Supplied entries:
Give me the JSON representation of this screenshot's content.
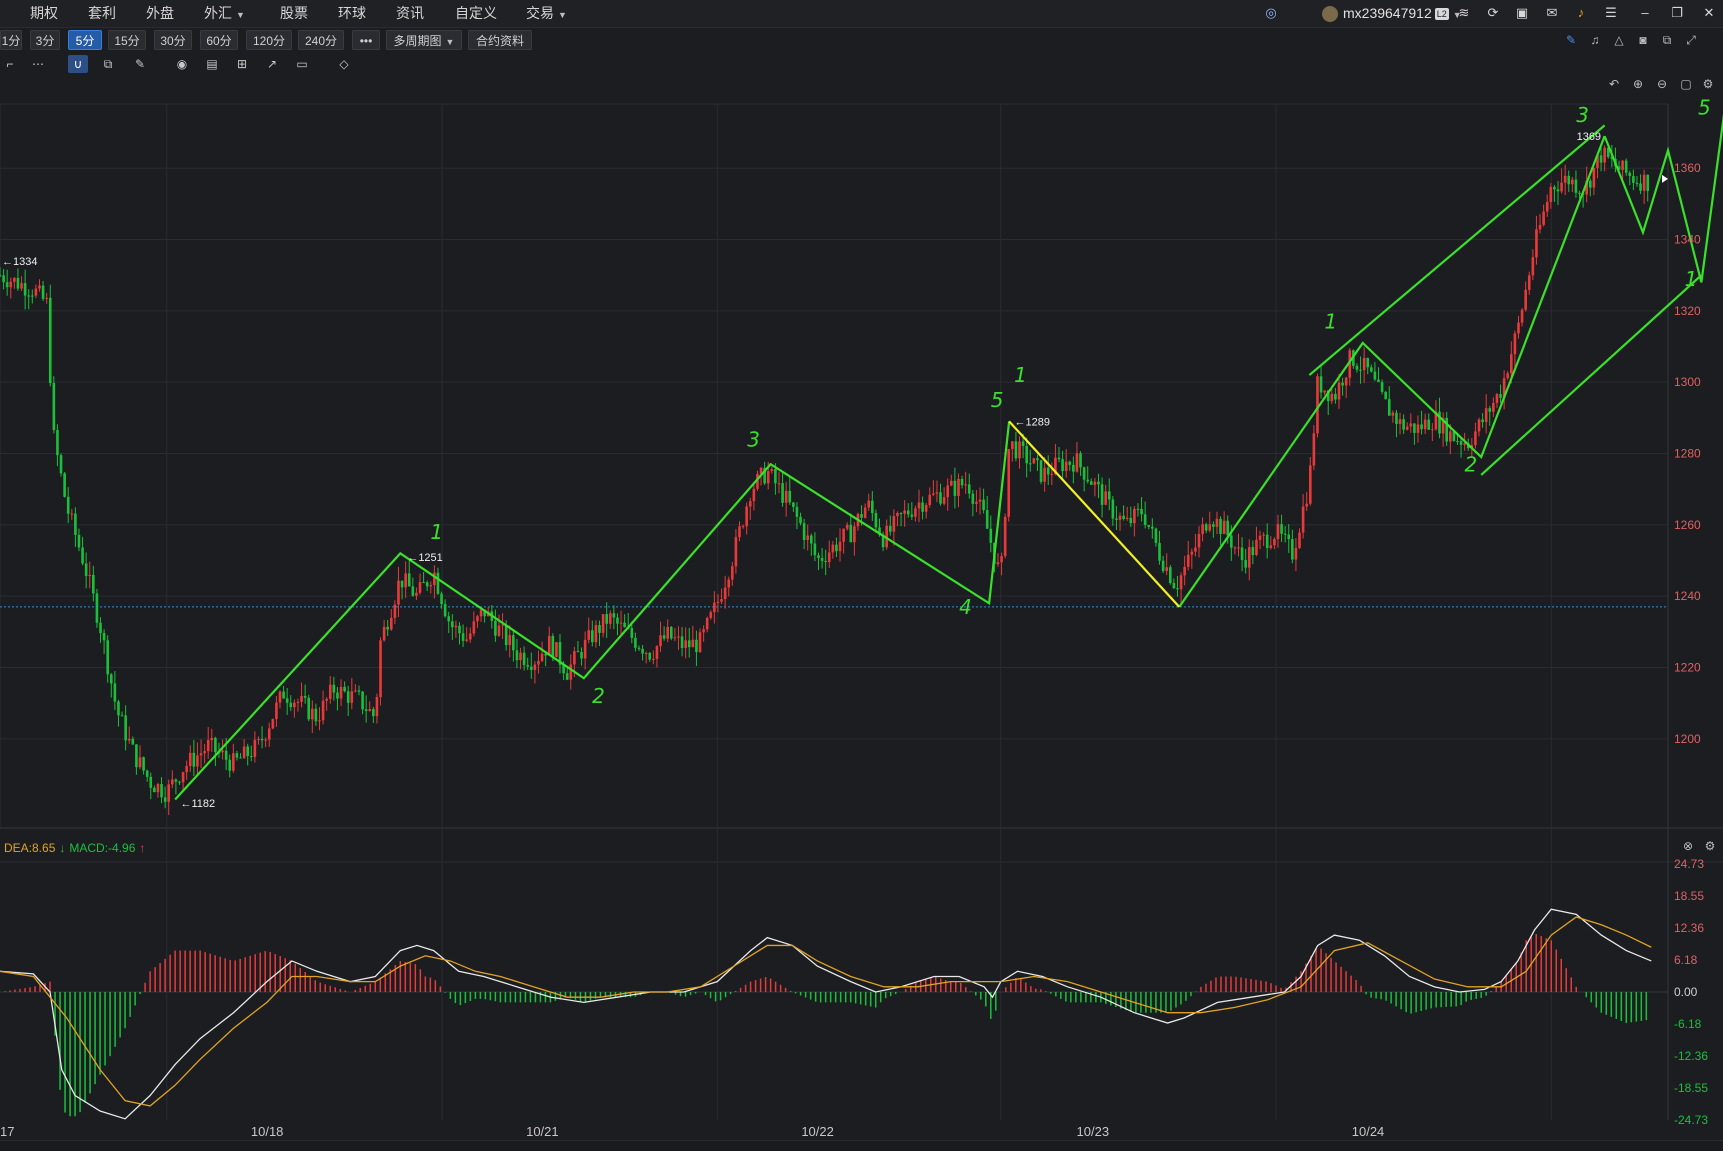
{
  "menu": {
    "items": [
      "期权",
      "套利",
      "外盘",
      "外汇",
      "股票",
      "环球",
      "资讯",
      "自定义",
      "交易"
    ],
    "with_dropdown": [
      false,
      false,
      false,
      true,
      false,
      false,
      false,
      false,
      true
    ]
  },
  "user": {
    "name": "mx239647912",
    "badge": "L2"
  },
  "periods": {
    "buttons": [
      "1分",
      "3分",
      "5分",
      "15分",
      "30分",
      "60分",
      "120分",
      "240分",
      "•••",
      "多周期图",
      "合约资料"
    ],
    "active": "5分"
  },
  "toolbar_icons": [
    "draw-cursor-icon",
    "more-icon",
    "magnet-icon",
    "copy-icon",
    "pen-icon",
    "eye-icon",
    "trash-icon",
    "layers-icon",
    "export-icon",
    "comment-icon",
    "ruler-icon"
  ],
  "colors": {
    "up": "#e83a3a",
    "down": "#19c13a",
    "wave": "#3ae02a",
    "wave_highlight": "#f2f020",
    "dif": "#e8e8e8",
    "dea": "#e1a320",
    "refline": "#2a8fd8"
  },
  "macd": {
    "dea_label": "DEA:8.65",
    "dea_arrow": "↓",
    "macd_label": "MACD:-4.96",
    "macd_arrow": "↑"
  },
  "chart_data": [
    {
      "type": "candlestick",
      "interval": "5分",
      "x_ticks": [
        "17",
        "10/18",
        "10/21",
        "10/22",
        "10/23",
        "10/24"
      ],
      "ylim": [
        1175,
        1378
      ],
      "y_ticks": [
        1200,
        1220,
        1240,
        1260,
        1280,
        1300,
        1320,
        1340,
        1360
      ],
      "reference_line": 1237,
      "price_path": [
        [
          0,
          1330
        ],
        [
          0.02,
          1326
        ],
        [
          0.028,
          1322
        ],
        [
          0.032,
          1285
        ],
        [
          0.04,
          1265
        ],
        [
          0.05,
          1250
        ],
        [
          0.06,
          1232
        ],
        [
          0.07,
          1208
        ],
        [
          0.08,
          1196
        ],
        [
          0.09,
          1188
        ],
        [
          0.1,
          1185
        ],
        [
          0.11,
          1192
        ],
        [
          0.125,
          1198
        ],
        [
          0.14,
          1193
        ],
        [
          0.155,
          1198
        ],
        [
          0.17,
          1213
        ],
        [
          0.18,
          1210
        ],
        [
          0.19,
          1206
        ],
        [
          0.2,
          1214
        ],
        [
          0.215,
          1211
        ],
        [
          0.225,
          1206
        ],
        [
          0.228,
          1227
        ],
        [
          0.24,
          1245
        ],
        [
          0.25,
          1240
        ],
        [
          0.26,
          1247
        ],
        [
          0.27,
          1232
        ],
        [
          0.28,
          1228
        ],
        [
          0.29,
          1236
        ],
        [
          0.3,
          1230
        ],
        [
          0.31,
          1224
        ],
        [
          0.32,
          1222
        ],
        [
          0.33,
          1227
        ],
        [
          0.34,
          1219
        ],
        [
          0.355,
          1229
        ],
        [
          0.365,
          1234
        ],
        [
          0.38,
          1228
        ],
        [
          0.39,
          1224
        ],
        [
          0.4,
          1229
        ],
        [
          0.41,
          1226
        ],
        [
          0.42,
          1227
        ],
        [
          0.43,
          1238
        ],
        [
          0.44,
          1252
        ],
        [
          0.45,
          1270
        ],
        [
          0.46,
          1275
        ],
        [
          0.47,
          1268
        ],
        [
          0.48,
          1260
        ],
        [
          0.49,
          1250
        ],
        [
          0.5,
          1254
        ],
        [
          0.51,
          1258
        ],
        [
          0.52,
          1266
        ],
        [
          0.53,
          1256
        ],
        [
          0.54,
          1262
        ],
        [
          0.55,
          1266
        ],
        [
          0.56,
          1268
        ],
        [
          0.57,
          1270
        ],
        [
          0.58,
          1272
        ],
        [
          0.59,
          1262
        ],
        [
          0.6,
          1245
        ],
        [
          0.605,
          1283
        ],
        [
          0.615,
          1279
        ],
        [
          0.625,
          1274
        ],
        [
          0.635,
          1277
        ],
        [
          0.645,
          1278
        ],
        [
          0.655,
          1272
        ],
        [
          0.665,
          1265
        ],
        [
          0.675,
          1260
        ],
        [
          0.685,
          1264
        ],
        [
          0.695,
          1252
        ],
        [
          0.705,
          1243
        ],
        [
          0.715,
          1252
        ],
        [
          0.725,
          1263
        ],
        [
          0.735,
          1258
        ],
        [
          0.745,
          1250
        ],
        [
          0.755,
          1255
        ],
        [
          0.765,
          1258
        ],
        [
          0.775,
          1252
        ],
        [
          0.785,
          1272
        ],
        [
          0.79,
          1300
        ],
        [
          0.8,
          1296
        ],
        [
          0.81,
          1307
        ],
        [
          0.82,
          1303
        ],
        [
          0.83,
          1294
        ],
        [
          0.84,
          1288
        ],
        [
          0.85,
          1287
        ],
        [
          0.86,
          1290
        ],
        [
          0.87,
          1285
        ],
        [
          0.88,
          1283
        ],
        [
          0.89,
          1290
        ],
        [
          0.9,
          1298
        ],
        [
          0.91,
          1315
        ],
        [
          0.92,
          1338
        ],
        [
          0.93,
          1355
        ],
        [
          0.94,
          1357
        ],
        [
          0.95,
          1354
        ],
        [
          0.96,
          1364
        ],
        [
          0.97,
          1360
        ],
        [
          0.98,
          1357
        ],
        [
          0.99,
          1356
        ]
      ],
      "annotations": [
        {
          "text": "←1334",
          "value": 1334
        },
        {
          "text": "←1182",
          "value": 1182
        },
        {
          "text": "←1251",
          "value": 1251
        },
        {
          "text": "←1289",
          "value": 1289
        },
        {
          "text": "1369",
          "value": 1369
        }
      ],
      "wave_lines": [
        [
          [
            0.105,
            1183
          ],
          [
            0.24,
            1252
          ],
          [
            0.35,
            1217
          ],
          [
            0.462,
            1277
          ],
          [
            0.593,
            1238
          ],
          [
            0.605,
            1289
          ]
        ],
        [
          [
            0.707,
            1237
          ],
          [
            0.817,
            1311
          ],
          [
            0.888,
            1279
          ],
          [
            0.962,
            1369
          ]
        ],
        [
          [
            0.785,
            1302
          ],
          [
            0.962,
            1372
          ]
        ],
        [
          [
            0.888,
            1274
          ],
          [
            1.02,
            1330
          ]
        ],
        [
          [
            0.962,
            1369
          ],
          [
            0.985,
            1342
          ],
          [
            1.0,
            1365
          ],
          [
            1.02,
            1328
          ],
          [
            1.035,
            1380
          ]
        ]
      ],
      "wave_highlight": [
        [
          0.605,
          1289
        ],
        [
          0.707,
          1237
        ]
      ],
      "wave_labels": [
        {
          "text": "1",
          "t": 0.258,
          "y": 1256
        },
        {
          "text": "2",
          "t": 0.355,
          "y": 1210
        },
        {
          "text": "3",
          "t": 0.448,
          "y": 1282
        },
        {
          "text": "4",
          "t": 0.575,
          "y": 1235
        },
        {
          "text": "5",
          "t": 0.594,
          "y": 1293
        },
        {
          "text": "1",
          "t": 0.608,
          "y": 1300
        },
        {
          "text": "1",
          "t": 0.794,
          "y": 1315
        },
        {
          "text": "2",
          "t": 0.878,
          "y": 1275
        },
        {
          "text": "3",
          "t": 0.945,
          "y": 1373
        },
        {
          "text": "1",
          "t": 1.01,
          "y": 1327
        },
        {
          "text": "5",
          "t": 1.018,
          "y": 1375
        }
      ]
    },
    {
      "type": "macd",
      "ylim": [
        -24.73,
        24.73
      ],
      "y_ticks": [
        24.73,
        18.55,
        12.36,
        6.18,
        0.0,
        -6.18,
        -12.36,
        -18.55,
        -24.73
      ],
      "dif": [
        [
          0,
          4
        ],
        [
          0.02,
          3.5
        ],
        [
          0.03,
          0
        ],
        [
          0.037,
          -15
        ],
        [
          0.045,
          -20
        ],
        [
          0.06,
          -23
        ],
        [
          0.075,
          -24.5
        ],
        [
          0.09,
          -20
        ],
        [
          0.105,
          -14
        ],
        [
          0.12,
          -9
        ],
        [
          0.14,
          -4
        ],
        [
          0.16,
          2
        ],
        [
          0.175,
          6
        ],
        [
          0.19,
          4
        ],
        [
          0.21,
          2
        ],
        [
          0.225,
          3
        ],
        [
          0.24,
          8
        ],
        [
          0.25,
          9
        ],
        [
          0.26,
          8
        ],
        [
          0.275,
          4
        ],
        [
          0.29,
          3
        ],
        [
          0.31,
          1
        ],
        [
          0.33,
          -1
        ],
        [
          0.35,
          -2
        ],
        [
          0.37,
          -1
        ],
        [
          0.39,
          0
        ],
        [
          0.41,
          0
        ],
        [
          0.43,
          2
        ],
        [
          0.45,
          8
        ],
        [
          0.46,
          10.5
        ],
        [
          0.475,
          9
        ],
        [
          0.49,
          5
        ],
        [
          0.51,
          2
        ],
        [
          0.525,
          0
        ],
        [
          0.54,
          1
        ],
        [
          0.56,
          3
        ],
        [
          0.575,
          3
        ],
        [
          0.59,
          1
        ],
        [
          0.595,
          -1
        ],
        [
          0.6,
          2
        ],
        [
          0.61,
          4
        ],
        [
          0.625,
          3
        ],
        [
          0.64,
          1
        ],
        [
          0.66,
          -1
        ],
        [
          0.68,
          -4
        ],
        [
          0.7,
          -6
        ],
        [
          0.71,
          -5
        ],
        [
          0.73,
          -2
        ],
        [
          0.75,
          -1
        ],
        [
          0.77,
          0
        ],
        [
          0.78,
          3
        ],
        [
          0.79,
          9
        ],
        [
          0.8,
          11
        ],
        [
          0.815,
          10
        ],
        [
          0.83,
          7
        ],
        [
          0.845,
          3
        ],
        [
          0.86,
          1
        ],
        [
          0.875,
          0
        ],
        [
          0.89,
          0.5
        ],
        [
          0.9,
          2
        ],
        [
          0.91,
          6
        ],
        [
          0.92,
          12
        ],
        [
          0.93,
          16
        ],
        [
          0.945,
          15
        ],
        [
          0.96,
          11
        ],
        [
          0.975,
          8
        ],
        [
          0.99,
          6
        ]
      ],
      "dea": [
        [
          0,
          4
        ],
        [
          0.02,
          3
        ],
        [
          0.04,
          -5
        ],
        [
          0.06,
          -15
        ],
        [
          0.075,
          -21
        ],
        [
          0.09,
          -22
        ],
        [
          0.105,
          -18
        ],
        [
          0.12,
          -13
        ],
        [
          0.14,
          -7
        ],
        [
          0.16,
          -2
        ],
        [
          0.175,
          3
        ],
        [
          0.19,
          3
        ],
        [
          0.21,
          2
        ],
        [
          0.225,
          2
        ],
        [
          0.24,
          5
        ],
        [
          0.255,
          7
        ],
        [
          0.27,
          6
        ],
        [
          0.285,
          4
        ],
        [
          0.3,
          3
        ],
        [
          0.32,
          1
        ],
        [
          0.34,
          -1
        ],
        [
          0.36,
          -1
        ],
        [
          0.38,
          0
        ],
        [
          0.4,
          0
        ],
        [
          0.42,
          1
        ],
        [
          0.44,
          5
        ],
        [
          0.46,
          9
        ],
        [
          0.475,
          9
        ],
        [
          0.49,
          6
        ],
        [
          0.51,
          3
        ],
        [
          0.53,
          1
        ],
        [
          0.55,
          1
        ],
        [
          0.57,
          2
        ],
        [
          0.59,
          2
        ],
        [
          0.6,
          2
        ],
        [
          0.62,
          3
        ],
        [
          0.64,
          2
        ],
        [
          0.66,
          0
        ],
        [
          0.68,
          -2
        ],
        [
          0.7,
          -4
        ],
        [
          0.72,
          -4
        ],
        [
          0.74,
          -3
        ],
        [
          0.76,
          -1.5
        ],
        [
          0.78,
          1
        ],
        [
          0.8,
          8
        ],
        [
          0.82,
          9.5
        ],
        [
          0.84,
          6
        ],
        [
          0.86,
          2.5
        ],
        [
          0.88,
          1
        ],
        [
          0.9,
          1
        ],
        [
          0.915,
          4
        ],
        [
          0.93,
          11
        ],
        [
          0.945,
          14.5
        ],
        [
          0.96,
          13
        ],
        [
          0.975,
          11
        ],
        [
          0.99,
          8.65
        ]
      ]
    }
  ]
}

Aim of the exercise:
Filter the listing above by the word "value"; copy each line that passes.

Full solution:
          "value": 1334
          "value": 1182
          "value": 1251
          "value": 1289
          "value": 1369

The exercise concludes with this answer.